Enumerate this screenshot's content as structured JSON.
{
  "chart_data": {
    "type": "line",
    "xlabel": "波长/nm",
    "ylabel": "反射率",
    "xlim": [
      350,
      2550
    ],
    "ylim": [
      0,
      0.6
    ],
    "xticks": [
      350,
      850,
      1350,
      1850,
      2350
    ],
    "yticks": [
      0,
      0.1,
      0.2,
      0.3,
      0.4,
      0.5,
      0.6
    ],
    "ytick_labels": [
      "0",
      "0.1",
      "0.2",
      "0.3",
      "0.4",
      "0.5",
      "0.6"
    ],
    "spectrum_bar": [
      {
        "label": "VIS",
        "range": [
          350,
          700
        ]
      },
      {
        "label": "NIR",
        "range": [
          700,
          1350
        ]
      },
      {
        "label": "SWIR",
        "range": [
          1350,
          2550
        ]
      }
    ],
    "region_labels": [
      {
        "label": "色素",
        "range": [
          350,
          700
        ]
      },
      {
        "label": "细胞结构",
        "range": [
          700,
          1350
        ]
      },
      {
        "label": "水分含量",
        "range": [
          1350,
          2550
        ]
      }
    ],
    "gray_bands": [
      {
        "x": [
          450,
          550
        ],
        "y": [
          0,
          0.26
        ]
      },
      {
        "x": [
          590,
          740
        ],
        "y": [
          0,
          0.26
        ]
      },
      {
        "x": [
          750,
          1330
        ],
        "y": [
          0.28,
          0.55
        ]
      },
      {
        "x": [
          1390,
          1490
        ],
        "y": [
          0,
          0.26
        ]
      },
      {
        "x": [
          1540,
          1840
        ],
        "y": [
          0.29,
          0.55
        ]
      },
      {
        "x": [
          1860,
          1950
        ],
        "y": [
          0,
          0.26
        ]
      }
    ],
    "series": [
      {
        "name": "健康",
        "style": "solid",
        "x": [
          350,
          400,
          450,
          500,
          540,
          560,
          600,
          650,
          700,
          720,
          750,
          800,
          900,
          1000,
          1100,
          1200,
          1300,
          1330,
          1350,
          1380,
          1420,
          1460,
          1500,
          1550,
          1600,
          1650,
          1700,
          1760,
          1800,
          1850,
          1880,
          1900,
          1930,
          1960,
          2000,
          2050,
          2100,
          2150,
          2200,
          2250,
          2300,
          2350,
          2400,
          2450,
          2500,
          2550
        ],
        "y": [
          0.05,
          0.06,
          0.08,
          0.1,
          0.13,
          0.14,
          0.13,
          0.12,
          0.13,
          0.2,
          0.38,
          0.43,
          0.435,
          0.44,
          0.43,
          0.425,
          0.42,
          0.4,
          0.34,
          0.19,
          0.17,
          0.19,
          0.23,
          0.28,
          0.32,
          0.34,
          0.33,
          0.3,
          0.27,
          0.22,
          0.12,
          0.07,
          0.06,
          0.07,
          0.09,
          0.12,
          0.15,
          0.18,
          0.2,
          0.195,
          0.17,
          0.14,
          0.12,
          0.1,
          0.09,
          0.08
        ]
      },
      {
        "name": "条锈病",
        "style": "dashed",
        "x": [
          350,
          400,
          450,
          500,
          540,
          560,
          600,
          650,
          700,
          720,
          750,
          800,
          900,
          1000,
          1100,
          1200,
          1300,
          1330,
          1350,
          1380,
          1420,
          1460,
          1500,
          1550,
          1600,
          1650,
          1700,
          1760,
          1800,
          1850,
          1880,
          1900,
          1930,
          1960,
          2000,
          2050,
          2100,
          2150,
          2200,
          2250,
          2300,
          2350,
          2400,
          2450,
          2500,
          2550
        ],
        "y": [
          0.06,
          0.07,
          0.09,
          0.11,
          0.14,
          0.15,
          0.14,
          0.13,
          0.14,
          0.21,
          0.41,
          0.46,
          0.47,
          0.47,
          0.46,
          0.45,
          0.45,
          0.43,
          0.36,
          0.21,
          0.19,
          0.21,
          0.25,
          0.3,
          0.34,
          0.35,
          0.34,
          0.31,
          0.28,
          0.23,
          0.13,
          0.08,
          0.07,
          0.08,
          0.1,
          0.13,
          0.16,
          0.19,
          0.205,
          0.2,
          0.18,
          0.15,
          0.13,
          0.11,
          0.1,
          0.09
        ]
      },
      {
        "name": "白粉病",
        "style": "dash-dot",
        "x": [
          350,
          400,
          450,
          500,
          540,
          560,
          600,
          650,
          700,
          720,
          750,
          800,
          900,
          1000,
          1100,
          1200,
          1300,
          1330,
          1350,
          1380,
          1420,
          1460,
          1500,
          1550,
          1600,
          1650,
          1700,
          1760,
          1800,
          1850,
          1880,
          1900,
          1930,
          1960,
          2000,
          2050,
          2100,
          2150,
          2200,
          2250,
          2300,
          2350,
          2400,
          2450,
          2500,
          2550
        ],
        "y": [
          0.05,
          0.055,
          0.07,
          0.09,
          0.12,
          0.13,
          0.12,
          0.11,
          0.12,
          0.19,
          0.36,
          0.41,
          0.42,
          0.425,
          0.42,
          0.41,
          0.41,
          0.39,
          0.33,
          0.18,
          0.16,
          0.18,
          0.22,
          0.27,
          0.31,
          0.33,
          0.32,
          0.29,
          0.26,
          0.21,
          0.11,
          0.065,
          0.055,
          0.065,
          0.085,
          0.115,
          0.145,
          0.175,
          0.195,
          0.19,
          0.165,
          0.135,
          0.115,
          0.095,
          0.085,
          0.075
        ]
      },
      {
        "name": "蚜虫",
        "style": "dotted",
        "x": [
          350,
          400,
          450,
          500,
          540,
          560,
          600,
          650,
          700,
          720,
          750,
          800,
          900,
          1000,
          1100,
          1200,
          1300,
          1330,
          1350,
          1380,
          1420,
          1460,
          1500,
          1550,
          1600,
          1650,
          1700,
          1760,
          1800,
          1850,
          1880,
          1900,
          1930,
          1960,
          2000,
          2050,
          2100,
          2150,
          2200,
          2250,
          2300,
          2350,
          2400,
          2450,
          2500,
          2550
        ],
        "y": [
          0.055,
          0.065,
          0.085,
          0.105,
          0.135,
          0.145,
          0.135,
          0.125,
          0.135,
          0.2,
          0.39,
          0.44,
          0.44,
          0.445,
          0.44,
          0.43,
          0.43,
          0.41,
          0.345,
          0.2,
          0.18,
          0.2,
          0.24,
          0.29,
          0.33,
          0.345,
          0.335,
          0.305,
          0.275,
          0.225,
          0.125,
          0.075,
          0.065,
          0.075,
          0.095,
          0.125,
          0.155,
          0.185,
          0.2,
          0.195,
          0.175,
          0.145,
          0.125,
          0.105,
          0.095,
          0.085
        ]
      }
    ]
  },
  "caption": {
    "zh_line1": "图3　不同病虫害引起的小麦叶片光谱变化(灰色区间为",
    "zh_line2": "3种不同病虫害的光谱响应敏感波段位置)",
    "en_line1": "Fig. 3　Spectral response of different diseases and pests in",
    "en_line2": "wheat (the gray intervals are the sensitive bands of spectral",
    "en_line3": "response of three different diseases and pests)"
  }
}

::::::

Gather each line in the data that holds the string "response".

    "en_line1": "Fig. 3　Spectral response of different diseases and pests in",
    "en_line3": "response of three different diseases and pests)"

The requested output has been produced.